What you will do –
Copy everything in the data below exactly except the pictures.

Data entries:
>> begin

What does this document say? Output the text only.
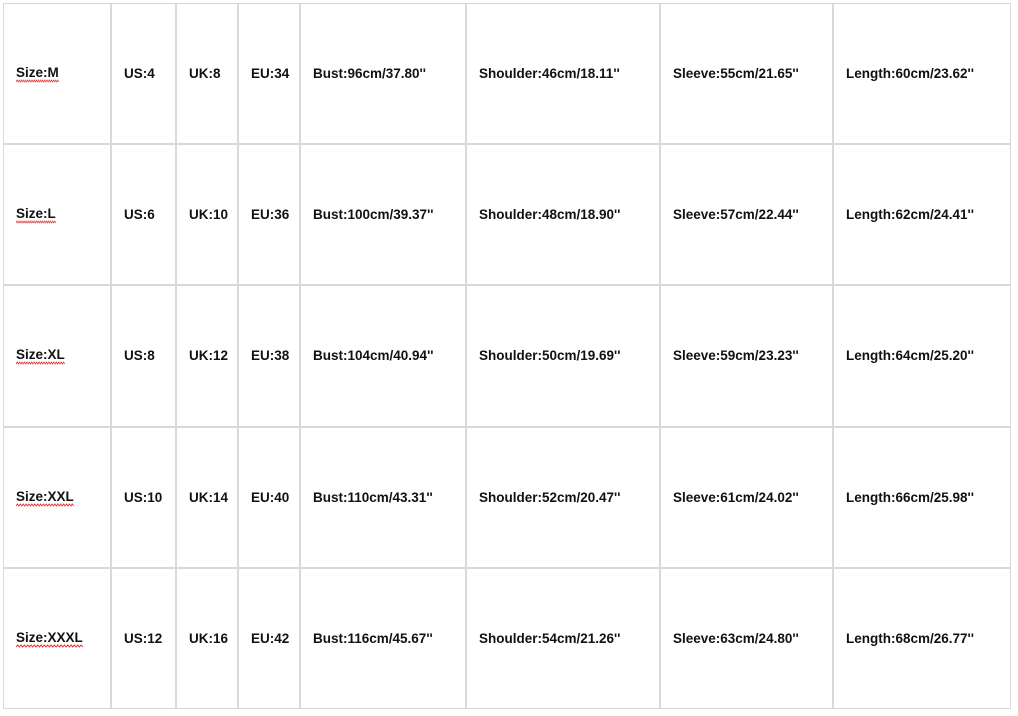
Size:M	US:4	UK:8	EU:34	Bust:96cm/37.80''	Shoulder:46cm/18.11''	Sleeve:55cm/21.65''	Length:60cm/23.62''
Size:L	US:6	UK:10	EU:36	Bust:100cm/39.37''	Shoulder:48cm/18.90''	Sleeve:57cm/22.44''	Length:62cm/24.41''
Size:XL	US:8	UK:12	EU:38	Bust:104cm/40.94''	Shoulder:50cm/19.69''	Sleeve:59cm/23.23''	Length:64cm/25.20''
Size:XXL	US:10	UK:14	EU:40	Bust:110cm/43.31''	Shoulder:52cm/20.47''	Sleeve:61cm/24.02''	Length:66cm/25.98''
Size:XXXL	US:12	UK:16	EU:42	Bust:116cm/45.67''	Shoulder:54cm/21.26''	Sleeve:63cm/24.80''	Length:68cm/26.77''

>> end

Result for this task –
What does this document say? Output the text only.
Size:M	US:4	UK:8	EU:34	Bust:96cm/37.80''	Shoulder:46cm/18.11''	Sleeve:55cm/21.65''	Length:60cm/23.62''
Size:L	US:6	UK:10	EU:36	Bust:100cm/39.37''	Shoulder:48cm/18.90''	Sleeve:57cm/22.44''	Length:62cm/24.41''
Size:XL	US:8	UK:12	EU:38	Bust:104cm/40.94''	Shoulder:50cm/19.69''	Sleeve:59cm/23.23''	Length:64cm/25.20''
Size:XXL	US:10	UK:14	EU:40	Bust:110cm/43.31''	Shoulder:52cm/20.47''	Sleeve:61cm/24.02''	Length:66cm/25.98''
Size:XXXL	US:12	UK:16	EU:42	Bust:116cm/45.67''	Shoulder:54cm/21.26''	Sleeve:63cm/24.80''	Length:68cm/26.77''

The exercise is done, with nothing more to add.